begin Supplied entries

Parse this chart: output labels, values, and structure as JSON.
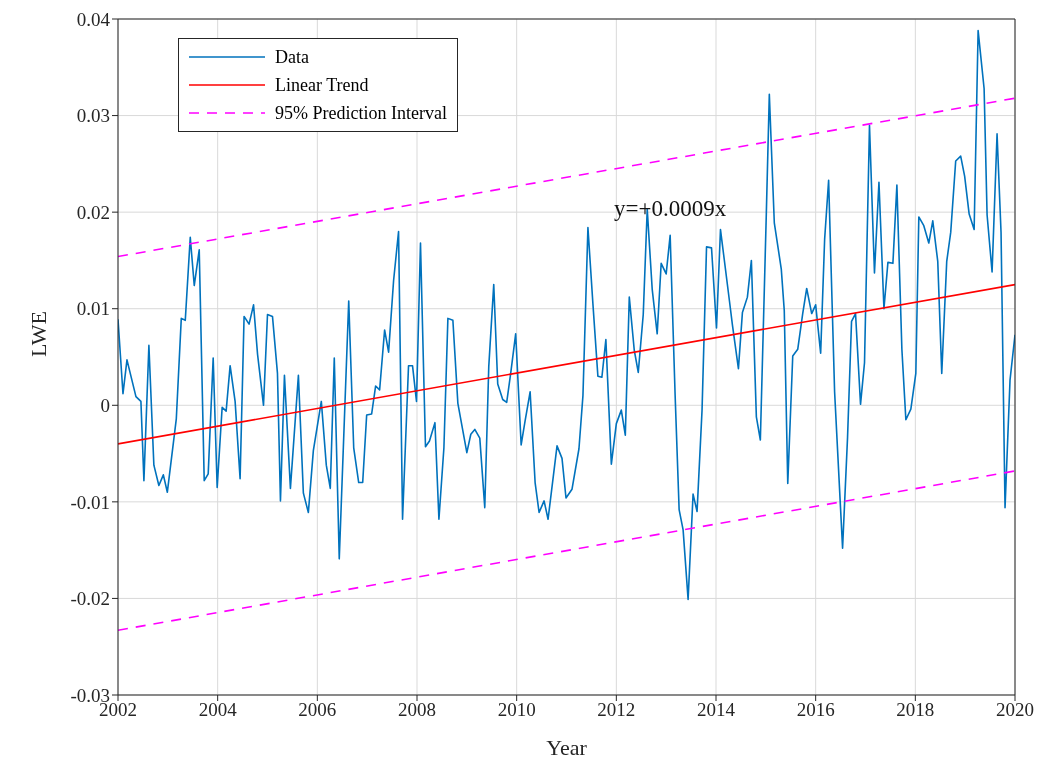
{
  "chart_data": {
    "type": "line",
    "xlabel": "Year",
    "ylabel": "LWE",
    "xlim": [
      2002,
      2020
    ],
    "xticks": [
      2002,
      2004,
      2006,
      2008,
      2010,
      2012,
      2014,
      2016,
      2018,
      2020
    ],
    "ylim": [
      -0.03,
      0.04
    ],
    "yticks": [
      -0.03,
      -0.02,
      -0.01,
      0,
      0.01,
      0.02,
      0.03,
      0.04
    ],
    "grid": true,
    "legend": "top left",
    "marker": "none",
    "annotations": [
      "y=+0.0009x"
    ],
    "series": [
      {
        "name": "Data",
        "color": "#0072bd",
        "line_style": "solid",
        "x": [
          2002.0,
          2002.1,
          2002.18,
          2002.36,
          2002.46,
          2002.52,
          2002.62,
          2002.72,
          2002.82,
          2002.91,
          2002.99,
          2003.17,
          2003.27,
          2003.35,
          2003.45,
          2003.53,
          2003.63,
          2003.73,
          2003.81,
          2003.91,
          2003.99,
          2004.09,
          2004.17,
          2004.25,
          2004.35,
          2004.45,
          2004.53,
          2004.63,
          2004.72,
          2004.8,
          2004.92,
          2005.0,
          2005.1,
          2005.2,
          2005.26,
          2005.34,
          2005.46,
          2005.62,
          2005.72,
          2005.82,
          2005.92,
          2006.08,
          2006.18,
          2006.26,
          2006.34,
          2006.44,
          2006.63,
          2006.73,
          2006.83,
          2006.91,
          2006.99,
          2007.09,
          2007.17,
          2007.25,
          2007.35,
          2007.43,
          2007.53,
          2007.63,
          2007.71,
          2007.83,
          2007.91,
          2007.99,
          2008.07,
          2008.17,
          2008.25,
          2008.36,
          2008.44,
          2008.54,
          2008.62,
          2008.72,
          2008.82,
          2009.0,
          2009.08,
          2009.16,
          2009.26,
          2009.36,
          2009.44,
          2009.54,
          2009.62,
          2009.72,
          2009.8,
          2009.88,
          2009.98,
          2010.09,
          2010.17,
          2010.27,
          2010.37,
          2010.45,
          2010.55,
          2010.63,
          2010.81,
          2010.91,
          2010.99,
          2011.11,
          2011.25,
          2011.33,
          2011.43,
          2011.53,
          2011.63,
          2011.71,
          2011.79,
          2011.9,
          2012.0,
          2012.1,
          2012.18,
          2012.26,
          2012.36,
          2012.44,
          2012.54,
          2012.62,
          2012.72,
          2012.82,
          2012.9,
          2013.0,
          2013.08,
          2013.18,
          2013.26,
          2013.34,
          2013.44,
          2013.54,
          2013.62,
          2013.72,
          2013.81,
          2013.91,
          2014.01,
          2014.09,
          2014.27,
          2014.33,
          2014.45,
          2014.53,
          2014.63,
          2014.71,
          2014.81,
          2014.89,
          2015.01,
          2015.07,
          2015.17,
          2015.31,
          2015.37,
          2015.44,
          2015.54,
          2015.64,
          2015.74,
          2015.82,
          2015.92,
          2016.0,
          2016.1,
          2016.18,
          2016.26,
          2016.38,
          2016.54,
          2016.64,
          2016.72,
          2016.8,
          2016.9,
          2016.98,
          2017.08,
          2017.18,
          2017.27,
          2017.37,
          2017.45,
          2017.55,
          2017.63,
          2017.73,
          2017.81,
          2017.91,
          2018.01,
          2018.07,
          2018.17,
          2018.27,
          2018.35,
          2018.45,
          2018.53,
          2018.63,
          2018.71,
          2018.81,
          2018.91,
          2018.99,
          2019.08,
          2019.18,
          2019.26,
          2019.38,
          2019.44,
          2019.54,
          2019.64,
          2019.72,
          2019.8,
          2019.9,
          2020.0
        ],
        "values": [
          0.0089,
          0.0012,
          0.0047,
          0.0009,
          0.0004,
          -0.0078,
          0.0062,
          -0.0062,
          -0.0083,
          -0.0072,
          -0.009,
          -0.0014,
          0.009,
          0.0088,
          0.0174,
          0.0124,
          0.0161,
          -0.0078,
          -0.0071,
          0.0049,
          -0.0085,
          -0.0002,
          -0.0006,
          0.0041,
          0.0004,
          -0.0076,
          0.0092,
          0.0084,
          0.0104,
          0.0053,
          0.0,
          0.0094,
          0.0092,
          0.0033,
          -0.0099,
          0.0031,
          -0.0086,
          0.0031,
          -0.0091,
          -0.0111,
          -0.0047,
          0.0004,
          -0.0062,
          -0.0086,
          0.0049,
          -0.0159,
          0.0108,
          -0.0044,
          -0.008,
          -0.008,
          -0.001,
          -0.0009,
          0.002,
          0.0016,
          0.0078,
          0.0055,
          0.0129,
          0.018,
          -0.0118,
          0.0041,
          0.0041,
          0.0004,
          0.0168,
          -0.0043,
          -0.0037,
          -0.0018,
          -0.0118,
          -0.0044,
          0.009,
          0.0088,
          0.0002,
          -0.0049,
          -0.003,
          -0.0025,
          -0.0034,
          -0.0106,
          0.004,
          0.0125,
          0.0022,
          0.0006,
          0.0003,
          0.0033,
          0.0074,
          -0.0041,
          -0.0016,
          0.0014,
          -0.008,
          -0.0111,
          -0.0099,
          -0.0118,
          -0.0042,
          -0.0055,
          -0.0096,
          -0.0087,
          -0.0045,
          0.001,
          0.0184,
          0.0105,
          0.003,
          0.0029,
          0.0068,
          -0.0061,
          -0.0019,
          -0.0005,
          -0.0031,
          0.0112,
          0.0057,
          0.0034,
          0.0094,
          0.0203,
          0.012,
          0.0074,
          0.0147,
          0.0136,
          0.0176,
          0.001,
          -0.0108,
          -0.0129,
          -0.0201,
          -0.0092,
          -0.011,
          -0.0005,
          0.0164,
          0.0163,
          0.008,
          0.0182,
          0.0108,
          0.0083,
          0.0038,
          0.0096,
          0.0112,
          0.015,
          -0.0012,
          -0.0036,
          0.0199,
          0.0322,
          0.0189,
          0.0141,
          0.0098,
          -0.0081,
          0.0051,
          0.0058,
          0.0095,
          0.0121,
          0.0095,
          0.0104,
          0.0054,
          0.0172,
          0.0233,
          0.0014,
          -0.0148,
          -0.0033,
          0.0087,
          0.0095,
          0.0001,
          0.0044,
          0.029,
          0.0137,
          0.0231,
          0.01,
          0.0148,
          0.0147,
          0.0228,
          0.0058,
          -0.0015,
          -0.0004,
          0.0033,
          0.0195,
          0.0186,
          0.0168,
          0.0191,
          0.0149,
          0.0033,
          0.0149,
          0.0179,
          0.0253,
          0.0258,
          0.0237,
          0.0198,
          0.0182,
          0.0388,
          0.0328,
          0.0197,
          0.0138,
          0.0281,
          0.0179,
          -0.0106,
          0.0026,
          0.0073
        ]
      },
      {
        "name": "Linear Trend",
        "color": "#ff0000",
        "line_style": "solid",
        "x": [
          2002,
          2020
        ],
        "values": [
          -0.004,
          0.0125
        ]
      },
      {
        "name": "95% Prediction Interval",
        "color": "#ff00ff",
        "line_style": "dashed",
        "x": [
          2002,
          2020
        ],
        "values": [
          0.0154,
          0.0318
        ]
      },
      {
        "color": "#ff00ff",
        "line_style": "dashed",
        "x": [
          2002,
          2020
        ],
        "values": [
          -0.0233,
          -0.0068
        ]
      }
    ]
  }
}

end Supplied entries
begin Supplied entries

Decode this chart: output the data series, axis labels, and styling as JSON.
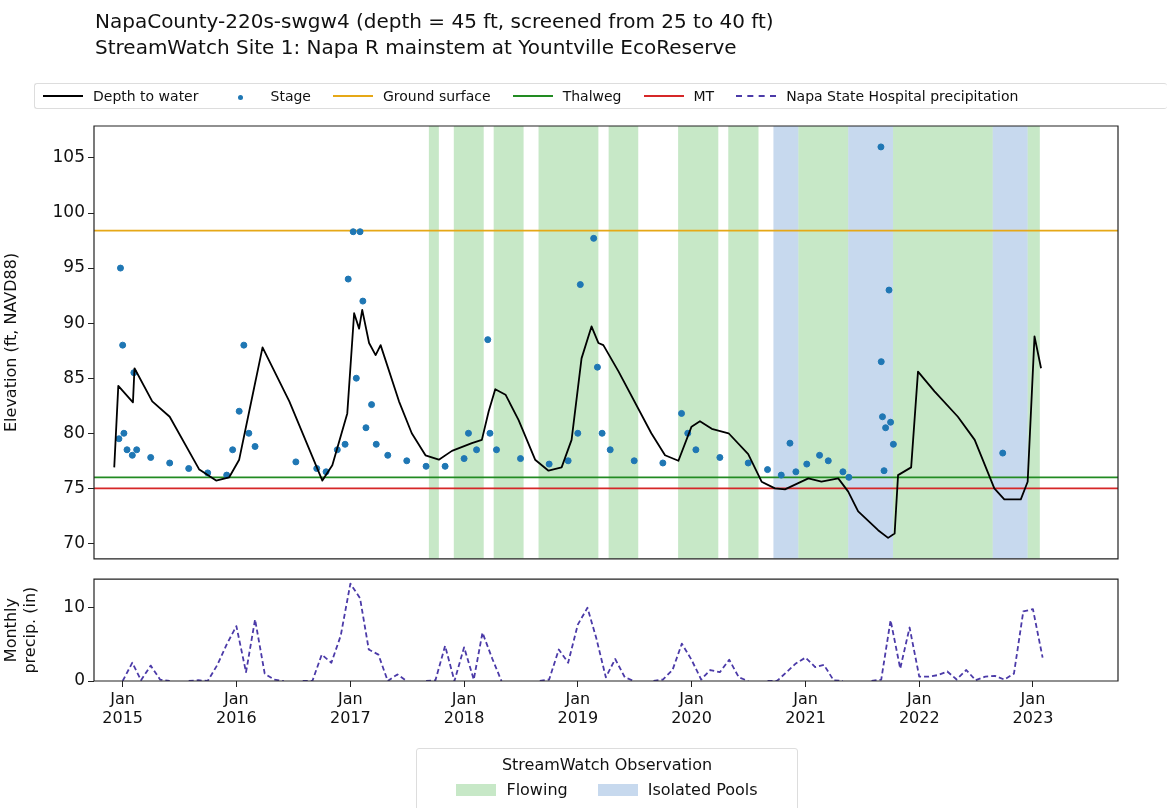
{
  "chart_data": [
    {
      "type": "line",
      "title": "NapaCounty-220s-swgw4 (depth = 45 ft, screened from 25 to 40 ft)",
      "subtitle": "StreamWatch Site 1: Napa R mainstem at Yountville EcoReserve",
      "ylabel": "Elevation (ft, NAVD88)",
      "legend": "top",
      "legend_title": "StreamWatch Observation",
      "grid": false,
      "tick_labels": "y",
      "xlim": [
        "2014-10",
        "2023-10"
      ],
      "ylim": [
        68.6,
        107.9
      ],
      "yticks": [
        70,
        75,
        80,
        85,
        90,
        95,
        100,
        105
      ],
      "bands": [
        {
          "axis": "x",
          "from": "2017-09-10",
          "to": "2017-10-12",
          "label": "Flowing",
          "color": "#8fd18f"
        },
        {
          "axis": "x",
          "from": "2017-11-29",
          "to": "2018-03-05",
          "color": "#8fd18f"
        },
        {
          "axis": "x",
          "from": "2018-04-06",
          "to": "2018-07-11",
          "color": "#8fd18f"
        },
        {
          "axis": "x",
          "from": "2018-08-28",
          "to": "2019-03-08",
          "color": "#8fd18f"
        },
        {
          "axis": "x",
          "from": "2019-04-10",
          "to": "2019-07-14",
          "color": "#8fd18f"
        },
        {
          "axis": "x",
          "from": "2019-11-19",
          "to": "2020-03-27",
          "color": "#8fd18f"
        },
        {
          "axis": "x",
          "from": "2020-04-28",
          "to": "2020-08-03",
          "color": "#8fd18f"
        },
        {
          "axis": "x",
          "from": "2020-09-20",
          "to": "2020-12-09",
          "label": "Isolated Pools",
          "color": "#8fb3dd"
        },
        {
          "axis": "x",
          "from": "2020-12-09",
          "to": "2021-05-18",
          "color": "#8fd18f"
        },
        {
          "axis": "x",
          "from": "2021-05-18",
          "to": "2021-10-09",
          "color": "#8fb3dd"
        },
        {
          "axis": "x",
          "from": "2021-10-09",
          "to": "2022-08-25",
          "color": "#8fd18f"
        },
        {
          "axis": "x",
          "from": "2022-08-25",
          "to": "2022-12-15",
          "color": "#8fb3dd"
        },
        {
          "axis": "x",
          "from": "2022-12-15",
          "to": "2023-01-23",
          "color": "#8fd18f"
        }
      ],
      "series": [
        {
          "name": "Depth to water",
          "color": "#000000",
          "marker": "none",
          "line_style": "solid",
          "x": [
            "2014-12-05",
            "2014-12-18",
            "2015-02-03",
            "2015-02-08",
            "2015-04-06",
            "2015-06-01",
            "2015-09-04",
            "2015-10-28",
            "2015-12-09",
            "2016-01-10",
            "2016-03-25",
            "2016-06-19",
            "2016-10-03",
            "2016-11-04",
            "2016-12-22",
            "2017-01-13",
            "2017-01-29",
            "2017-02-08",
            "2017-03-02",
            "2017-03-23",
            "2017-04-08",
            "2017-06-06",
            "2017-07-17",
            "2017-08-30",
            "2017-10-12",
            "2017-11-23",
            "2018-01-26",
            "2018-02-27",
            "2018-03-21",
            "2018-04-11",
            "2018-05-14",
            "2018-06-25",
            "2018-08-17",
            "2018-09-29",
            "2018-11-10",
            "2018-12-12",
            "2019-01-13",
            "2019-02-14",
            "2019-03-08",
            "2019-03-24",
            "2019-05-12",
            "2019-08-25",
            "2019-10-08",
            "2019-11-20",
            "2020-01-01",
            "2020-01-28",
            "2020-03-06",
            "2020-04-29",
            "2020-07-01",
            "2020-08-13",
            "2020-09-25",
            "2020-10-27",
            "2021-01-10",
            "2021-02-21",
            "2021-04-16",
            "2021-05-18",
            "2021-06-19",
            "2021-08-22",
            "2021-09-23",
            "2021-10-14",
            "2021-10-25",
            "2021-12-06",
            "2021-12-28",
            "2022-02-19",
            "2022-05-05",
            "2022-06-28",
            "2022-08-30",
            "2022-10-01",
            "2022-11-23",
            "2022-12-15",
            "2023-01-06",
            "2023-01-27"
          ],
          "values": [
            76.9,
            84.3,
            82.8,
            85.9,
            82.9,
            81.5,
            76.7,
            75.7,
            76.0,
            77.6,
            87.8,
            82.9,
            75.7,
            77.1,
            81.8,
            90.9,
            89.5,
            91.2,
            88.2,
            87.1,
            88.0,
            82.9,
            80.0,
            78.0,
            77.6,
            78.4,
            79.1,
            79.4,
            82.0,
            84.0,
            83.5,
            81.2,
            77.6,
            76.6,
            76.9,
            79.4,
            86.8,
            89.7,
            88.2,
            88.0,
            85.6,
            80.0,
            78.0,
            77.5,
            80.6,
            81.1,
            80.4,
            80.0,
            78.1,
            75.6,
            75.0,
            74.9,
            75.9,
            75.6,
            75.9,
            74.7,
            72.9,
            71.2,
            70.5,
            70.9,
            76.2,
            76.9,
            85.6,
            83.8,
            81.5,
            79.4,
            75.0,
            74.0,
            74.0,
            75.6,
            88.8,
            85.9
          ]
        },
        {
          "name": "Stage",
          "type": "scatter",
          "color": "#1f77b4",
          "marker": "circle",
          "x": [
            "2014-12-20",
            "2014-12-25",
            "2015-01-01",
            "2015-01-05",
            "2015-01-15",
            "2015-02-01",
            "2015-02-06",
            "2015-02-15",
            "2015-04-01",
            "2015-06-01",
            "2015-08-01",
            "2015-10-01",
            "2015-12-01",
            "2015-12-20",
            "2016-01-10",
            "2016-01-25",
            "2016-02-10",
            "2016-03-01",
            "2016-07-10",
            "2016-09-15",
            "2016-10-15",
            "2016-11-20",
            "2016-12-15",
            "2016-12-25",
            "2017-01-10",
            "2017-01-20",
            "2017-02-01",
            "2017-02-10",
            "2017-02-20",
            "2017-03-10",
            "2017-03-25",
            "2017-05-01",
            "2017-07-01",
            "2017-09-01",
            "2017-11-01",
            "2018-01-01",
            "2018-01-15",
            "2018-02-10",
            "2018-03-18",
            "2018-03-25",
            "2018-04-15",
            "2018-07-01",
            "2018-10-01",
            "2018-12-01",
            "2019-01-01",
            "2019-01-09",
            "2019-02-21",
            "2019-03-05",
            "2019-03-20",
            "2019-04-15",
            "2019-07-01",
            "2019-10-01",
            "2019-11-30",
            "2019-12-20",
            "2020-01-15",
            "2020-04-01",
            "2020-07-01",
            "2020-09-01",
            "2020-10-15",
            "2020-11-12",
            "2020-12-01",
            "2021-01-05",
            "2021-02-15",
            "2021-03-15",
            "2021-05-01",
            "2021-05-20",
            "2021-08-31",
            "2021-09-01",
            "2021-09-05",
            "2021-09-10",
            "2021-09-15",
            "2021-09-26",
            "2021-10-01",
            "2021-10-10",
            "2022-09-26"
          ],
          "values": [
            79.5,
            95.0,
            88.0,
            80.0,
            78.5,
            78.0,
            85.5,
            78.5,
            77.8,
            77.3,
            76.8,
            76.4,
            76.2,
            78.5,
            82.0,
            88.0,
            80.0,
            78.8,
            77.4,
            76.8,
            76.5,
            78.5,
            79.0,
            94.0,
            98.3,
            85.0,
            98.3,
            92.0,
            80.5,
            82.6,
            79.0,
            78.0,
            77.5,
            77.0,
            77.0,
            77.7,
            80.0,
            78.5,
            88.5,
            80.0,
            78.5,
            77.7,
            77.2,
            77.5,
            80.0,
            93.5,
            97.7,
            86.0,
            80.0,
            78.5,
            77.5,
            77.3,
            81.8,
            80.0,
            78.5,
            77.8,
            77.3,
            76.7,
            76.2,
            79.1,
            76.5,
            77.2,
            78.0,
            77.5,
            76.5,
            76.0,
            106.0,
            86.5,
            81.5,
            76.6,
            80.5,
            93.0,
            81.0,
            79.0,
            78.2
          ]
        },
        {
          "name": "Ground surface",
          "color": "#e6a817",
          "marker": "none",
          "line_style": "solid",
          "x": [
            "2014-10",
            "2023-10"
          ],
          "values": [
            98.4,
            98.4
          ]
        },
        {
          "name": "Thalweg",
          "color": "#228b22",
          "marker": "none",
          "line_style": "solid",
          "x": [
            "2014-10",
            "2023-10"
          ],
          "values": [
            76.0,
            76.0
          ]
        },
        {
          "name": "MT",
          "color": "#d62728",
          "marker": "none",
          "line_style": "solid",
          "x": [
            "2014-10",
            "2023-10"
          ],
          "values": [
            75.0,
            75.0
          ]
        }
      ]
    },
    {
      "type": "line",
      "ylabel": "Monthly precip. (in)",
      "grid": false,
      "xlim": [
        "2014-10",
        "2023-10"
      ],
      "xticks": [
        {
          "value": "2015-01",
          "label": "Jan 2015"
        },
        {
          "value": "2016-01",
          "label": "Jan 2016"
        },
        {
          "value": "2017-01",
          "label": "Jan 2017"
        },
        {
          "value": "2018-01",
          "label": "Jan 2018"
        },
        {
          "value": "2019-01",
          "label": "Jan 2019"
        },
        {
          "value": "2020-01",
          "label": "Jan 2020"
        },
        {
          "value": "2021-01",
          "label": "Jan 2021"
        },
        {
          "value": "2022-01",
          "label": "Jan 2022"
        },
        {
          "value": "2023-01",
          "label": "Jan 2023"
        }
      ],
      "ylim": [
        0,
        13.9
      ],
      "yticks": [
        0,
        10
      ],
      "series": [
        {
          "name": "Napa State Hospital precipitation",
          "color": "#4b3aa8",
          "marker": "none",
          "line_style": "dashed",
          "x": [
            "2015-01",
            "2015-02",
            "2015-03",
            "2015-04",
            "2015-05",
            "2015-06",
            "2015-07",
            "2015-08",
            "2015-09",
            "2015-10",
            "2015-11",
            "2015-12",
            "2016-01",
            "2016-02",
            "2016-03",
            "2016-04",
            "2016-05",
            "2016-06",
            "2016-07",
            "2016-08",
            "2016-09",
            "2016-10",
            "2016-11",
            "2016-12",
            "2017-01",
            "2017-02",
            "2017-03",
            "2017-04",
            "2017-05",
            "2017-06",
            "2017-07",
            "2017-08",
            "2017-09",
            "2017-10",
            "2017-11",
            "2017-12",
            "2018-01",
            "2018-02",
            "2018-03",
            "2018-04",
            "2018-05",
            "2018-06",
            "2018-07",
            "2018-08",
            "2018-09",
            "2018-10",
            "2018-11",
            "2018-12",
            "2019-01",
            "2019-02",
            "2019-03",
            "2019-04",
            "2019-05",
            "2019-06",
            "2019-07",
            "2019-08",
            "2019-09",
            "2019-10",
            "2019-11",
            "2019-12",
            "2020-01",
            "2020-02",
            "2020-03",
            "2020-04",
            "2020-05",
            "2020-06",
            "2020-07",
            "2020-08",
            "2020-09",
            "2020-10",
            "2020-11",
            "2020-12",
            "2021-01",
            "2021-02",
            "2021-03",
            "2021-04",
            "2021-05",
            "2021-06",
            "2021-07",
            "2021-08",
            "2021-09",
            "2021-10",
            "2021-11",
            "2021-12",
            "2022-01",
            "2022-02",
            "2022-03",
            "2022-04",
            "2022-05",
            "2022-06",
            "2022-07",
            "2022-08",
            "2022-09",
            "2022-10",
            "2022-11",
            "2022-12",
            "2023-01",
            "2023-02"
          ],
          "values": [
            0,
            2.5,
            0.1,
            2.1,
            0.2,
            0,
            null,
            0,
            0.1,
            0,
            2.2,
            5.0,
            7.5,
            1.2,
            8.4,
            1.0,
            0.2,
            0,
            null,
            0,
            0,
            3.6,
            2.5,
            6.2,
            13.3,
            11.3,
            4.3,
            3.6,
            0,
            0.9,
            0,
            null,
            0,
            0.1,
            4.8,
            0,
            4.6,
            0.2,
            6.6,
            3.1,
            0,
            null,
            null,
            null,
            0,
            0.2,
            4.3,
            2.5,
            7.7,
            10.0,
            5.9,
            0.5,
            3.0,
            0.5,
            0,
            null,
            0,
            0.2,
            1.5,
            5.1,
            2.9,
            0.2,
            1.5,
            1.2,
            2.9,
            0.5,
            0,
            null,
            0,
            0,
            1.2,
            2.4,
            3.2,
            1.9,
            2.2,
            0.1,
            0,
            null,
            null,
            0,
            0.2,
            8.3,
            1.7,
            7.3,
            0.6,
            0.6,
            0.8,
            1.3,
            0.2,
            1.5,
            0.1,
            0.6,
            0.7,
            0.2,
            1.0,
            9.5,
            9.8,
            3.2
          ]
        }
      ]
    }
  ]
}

end Supplied entries
begin Supplied entries

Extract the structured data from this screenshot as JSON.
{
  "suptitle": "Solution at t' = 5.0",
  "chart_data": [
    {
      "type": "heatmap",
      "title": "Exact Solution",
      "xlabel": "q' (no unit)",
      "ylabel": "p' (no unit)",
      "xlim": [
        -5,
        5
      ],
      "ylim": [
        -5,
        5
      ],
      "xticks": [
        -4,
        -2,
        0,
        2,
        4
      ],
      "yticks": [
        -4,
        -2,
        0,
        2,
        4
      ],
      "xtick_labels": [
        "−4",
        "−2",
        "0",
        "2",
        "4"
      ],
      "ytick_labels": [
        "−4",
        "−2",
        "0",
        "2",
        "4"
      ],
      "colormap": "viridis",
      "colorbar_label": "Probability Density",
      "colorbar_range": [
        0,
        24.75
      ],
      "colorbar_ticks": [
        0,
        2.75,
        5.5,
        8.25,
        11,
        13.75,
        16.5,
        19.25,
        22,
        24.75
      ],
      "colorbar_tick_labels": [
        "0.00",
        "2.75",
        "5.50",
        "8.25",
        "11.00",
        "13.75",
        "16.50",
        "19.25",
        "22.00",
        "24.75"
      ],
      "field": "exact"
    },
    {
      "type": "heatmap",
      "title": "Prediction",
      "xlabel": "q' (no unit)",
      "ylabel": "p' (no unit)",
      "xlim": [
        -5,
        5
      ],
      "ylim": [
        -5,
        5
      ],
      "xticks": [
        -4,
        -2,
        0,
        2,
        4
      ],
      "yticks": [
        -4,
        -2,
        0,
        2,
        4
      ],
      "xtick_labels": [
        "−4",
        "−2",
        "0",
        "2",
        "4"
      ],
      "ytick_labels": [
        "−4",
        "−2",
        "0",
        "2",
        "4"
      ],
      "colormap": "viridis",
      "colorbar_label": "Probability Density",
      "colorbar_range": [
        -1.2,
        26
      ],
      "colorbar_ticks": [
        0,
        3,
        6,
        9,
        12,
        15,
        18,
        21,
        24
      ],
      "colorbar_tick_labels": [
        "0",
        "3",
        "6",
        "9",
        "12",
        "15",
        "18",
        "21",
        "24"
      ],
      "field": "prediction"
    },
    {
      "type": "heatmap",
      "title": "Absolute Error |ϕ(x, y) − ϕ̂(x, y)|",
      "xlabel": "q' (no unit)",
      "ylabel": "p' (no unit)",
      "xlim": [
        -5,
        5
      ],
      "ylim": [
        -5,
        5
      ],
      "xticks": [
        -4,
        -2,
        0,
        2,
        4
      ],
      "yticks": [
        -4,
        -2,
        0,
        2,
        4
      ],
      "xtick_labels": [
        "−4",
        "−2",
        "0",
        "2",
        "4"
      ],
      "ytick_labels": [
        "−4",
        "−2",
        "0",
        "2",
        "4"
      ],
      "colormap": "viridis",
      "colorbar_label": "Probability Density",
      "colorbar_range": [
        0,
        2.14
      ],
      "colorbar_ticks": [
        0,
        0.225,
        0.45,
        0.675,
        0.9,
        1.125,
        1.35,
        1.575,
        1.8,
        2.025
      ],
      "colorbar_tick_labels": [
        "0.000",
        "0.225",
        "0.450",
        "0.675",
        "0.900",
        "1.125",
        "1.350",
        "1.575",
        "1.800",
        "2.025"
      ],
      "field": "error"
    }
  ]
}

end Supplied entries

:: Short exercise ::
Extract all lines of the records above that include "output".

:: Full response ::
Parse this chart: output labels, values, and structure as JSON.
Decode this chart: output the data series, axis labels, and styling as JSON.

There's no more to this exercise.